Goal of the exercise -> Using the data below, gather each line that includes the word "асимптоту".

Data provided ->

▬▬▬▬▬▬▬▬▬▬

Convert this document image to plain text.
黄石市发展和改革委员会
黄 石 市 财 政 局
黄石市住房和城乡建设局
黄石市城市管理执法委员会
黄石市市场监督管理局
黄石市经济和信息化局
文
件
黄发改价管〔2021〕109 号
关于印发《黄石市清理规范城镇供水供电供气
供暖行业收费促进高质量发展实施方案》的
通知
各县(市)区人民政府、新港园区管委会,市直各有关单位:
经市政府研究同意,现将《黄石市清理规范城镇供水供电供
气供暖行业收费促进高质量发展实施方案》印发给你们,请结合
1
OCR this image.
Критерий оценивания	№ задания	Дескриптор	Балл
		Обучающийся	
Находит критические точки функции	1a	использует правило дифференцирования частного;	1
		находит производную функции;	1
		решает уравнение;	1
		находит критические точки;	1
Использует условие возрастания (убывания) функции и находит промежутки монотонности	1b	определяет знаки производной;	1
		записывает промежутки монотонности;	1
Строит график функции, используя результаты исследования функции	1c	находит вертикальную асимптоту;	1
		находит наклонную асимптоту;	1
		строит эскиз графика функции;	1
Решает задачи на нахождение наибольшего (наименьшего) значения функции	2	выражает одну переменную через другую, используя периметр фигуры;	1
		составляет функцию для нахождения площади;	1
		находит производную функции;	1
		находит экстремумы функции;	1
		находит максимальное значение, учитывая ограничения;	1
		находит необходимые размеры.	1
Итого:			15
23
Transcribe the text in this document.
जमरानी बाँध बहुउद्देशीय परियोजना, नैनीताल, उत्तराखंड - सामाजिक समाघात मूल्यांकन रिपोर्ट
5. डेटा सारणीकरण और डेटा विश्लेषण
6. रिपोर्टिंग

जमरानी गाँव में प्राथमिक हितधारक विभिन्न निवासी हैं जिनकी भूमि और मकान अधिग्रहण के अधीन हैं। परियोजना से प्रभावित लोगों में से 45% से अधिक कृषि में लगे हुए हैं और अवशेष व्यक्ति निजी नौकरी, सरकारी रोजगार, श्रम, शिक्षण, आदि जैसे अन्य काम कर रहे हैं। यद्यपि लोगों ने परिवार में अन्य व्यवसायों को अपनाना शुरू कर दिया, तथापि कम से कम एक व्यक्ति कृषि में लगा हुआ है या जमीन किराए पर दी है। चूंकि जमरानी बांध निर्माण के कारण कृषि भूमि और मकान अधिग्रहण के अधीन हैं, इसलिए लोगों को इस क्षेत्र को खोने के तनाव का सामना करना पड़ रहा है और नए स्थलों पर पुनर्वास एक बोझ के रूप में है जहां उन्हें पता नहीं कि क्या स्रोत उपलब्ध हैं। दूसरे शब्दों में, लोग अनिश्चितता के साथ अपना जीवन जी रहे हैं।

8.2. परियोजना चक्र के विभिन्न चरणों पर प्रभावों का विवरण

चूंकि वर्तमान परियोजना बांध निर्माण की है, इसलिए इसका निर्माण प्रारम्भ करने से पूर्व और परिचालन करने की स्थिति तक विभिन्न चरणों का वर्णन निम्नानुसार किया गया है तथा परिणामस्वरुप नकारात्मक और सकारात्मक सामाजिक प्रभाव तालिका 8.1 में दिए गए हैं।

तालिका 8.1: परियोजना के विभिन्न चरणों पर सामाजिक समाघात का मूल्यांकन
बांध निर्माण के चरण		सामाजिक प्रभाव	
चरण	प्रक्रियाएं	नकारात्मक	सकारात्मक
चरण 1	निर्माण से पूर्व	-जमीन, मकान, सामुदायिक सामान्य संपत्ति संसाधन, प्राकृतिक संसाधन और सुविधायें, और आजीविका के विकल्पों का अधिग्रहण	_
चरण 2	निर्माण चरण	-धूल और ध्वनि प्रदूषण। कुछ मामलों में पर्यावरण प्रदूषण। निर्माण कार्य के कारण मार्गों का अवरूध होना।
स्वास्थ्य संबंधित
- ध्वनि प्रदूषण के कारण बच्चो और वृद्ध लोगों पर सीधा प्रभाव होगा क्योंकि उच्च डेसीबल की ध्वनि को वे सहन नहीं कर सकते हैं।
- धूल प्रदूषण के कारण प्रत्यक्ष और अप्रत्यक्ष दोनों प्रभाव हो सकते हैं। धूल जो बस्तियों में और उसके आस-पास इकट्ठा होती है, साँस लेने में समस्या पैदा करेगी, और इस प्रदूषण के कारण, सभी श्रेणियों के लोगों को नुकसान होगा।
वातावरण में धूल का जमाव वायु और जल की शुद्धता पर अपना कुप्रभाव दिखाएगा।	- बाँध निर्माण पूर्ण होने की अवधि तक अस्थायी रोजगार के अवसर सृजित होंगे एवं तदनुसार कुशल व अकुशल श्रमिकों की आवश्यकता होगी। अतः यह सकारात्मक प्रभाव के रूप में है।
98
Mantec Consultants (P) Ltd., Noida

▬▬▬▬▬▬▬▬▬▬

Task output ->
Строит график функции, используя результаты исследования функции	1c	находит вертикальную асимптоту;	1
		находит наклонную асимптоту;	1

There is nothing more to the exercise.